→ Short problem: Pictures stay out; everything else in the records below is copied exactly.

→ Listed records:
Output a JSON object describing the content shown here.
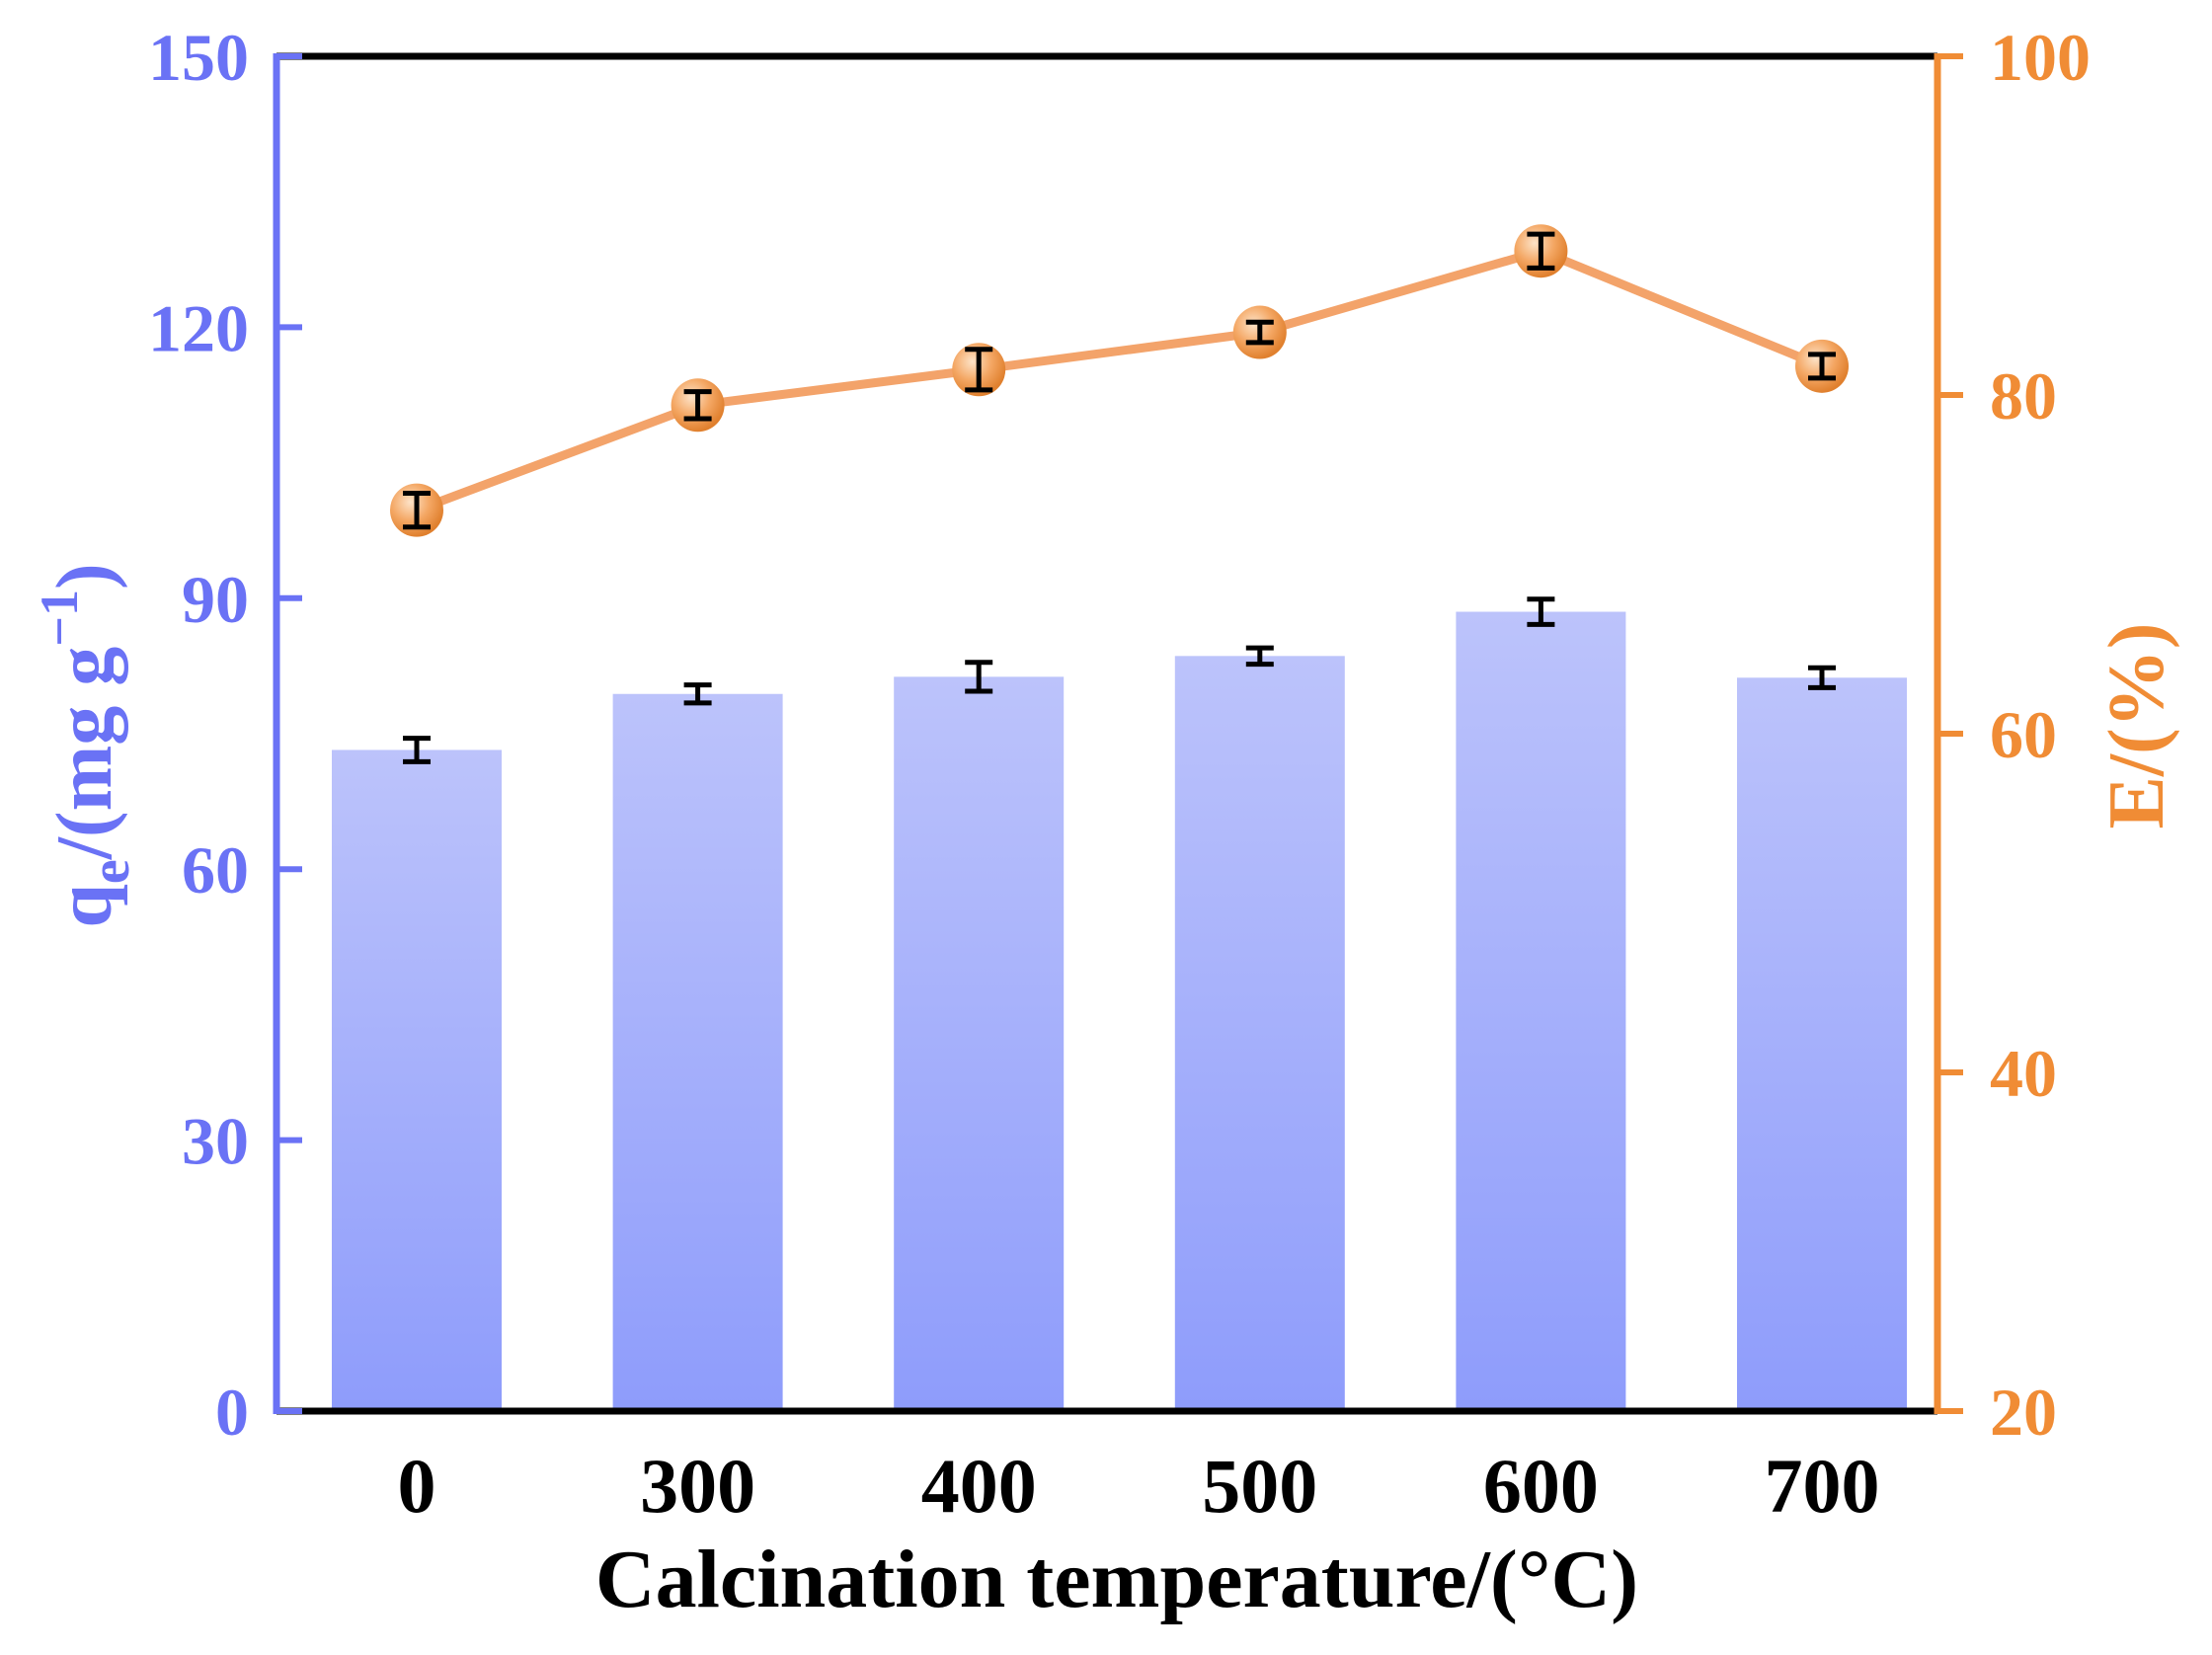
{
  "chart_data": {
    "type": "bar+line",
    "categories": [
      "0",
      "300",
      "400",
      "500",
      "600",
      "700"
    ],
    "xlabel": "Calcination temperature/(°C)",
    "ylabel_left": {
      "main": "q",
      "sub": "e",
      "rest": "/(mg g",
      "sup": "−1",
      "close": ")"
    },
    "ylabel_right": "E/(%)",
    "ylim_left": [
      0,
      150
    ],
    "yticks_left": [
      0,
      30,
      60,
      90,
      120,
      150
    ],
    "ylim_right": [
      20,
      100
    ],
    "yticks_right": [
      20,
      40,
      60,
      80,
      100
    ],
    "series": [
      {
        "name": "qe",
        "axis": "left",
        "kind": "bar",
        "values": [
          73.2,
          79.4,
          81.3,
          83.6,
          88.5,
          81.2
        ],
        "errors": [
          1.3,
          1.0,
          1.6,
          0.9,
          1.4,
          1.1
        ]
      },
      {
        "name": "E",
        "axis": "right",
        "kind": "line",
        "values": [
          73.2,
          79.4,
          81.5,
          83.7,
          88.5,
          81.7
        ],
        "errors": [
          1.0,
          0.8,
          1.2,
          0.6,
          1.0,
          0.7
        ]
      }
    ],
    "colors": {
      "left_axis": "#6a72f5",
      "right_axis": "#f08c35",
      "bar_top": "#bcc3fb",
      "bar_bottom": "#8e9cfb",
      "line": "#f3a36a",
      "marker": "#f19a52",
      "error_bar": "#000000",
      "frame": "#000000"
    }
  }
}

→ Complete output:
Output a JSON object describing the content shown here.
{
  "chart_data": {
    "type": "bar+line",
    "categories": [
      "0",
      "300",
      "400",
      "500",
      "600",
      "700"
    ],
    "xlabel": "Calcination temperature/(°C)",
    "ylabel_left": {
      "main": "q",
      "sub": "e",
      "rest": "/(mg g",
      "sup": "−1",
      "close": ")"
    },
    "ylabel_right": "E/(%)",
    "ylim_left": [
      0,
      150
    ],
    "yticks_left": [
      0,
      30,
      60,
      90,
      120,
      150
    ],
    "ylim_right": [
      20,
      100
    ],
    "yticks_right": [
      20,
      40,
      60,
      80,
      100
    ],
    "series": [
      {
        "name": "qe",
        "axis": "left",
        "kind": "bar",
        "values": [
          73.2,
          79.4,
          81.3,
          83.6,
          88.5,
          81.2
        ],
        "errors": [
          1.3,
          1.0,
          1.6,
          0.9,
          1.4,
          1.1
        ]
      },
      {
        "name": "E",
        "axis": "right",
        "kind": "line",
        "values": [
          73.2,
          79.4,
          81.5,
          83.7,
          88.5,
          81.7
        ],
        "errors": [
          1.0,
          0.8,
          1.2,
          0.6,
          1.0,
          0.7
        ]
      }
    ],
    "colors": {
      "left_axis": "#6a72f5",
      "right_axis": "#f08c35",
      "bar_top": "#bcc3fb",
      "bar_bottom": "#8e9cfb",
      "line": "#f3a36a",
      "marker": "#f19a52",
      "error_bar": "#000000",
      "frame": "#000000"
    }
  }
}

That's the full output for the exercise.